(begin)

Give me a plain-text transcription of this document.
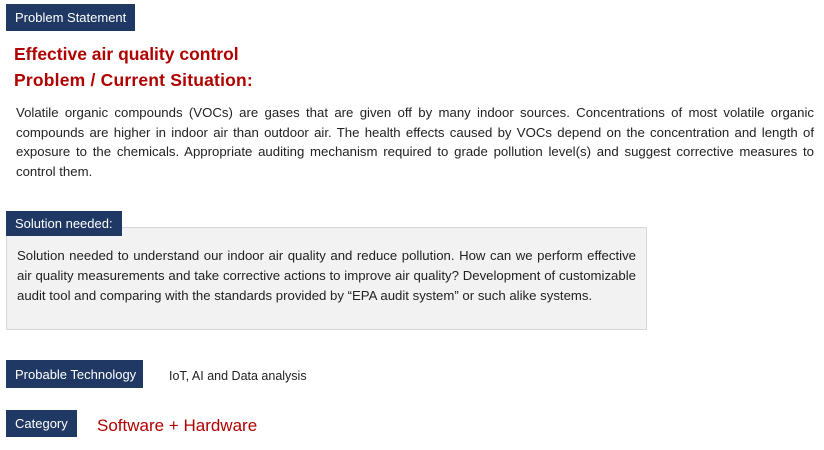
Problem Statement
Effective air quality control
Problem / Current Situation:

Volatile organic compounds (VOCs) are gases that are given off by many indoor sources. Concentrations of most volatile organic compounds are higher in indoor air than outdoor air. The health effects caused by VOCs depend on the concentration and length of exposure to the chemicals. Appropriate auditing mechanism required to grade pollution level(s) and suggest corrective measures to control them.

Solution needed to understand our indoor air quality and reduce pollution. How can we perform effective air quality measurements and take corrective actions to improve air quality? Development of customizable audit tool and comparing with the standards provided by “EPA audit system” or such alike systems.

Solution needed:
Probable Technology	IoT, AI and Data analysis
Category	Software + Hardware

(end)

The request ▸ Indicate how many lines of the material include the word "Problem"; the number alone is required.

Task output ▸ 2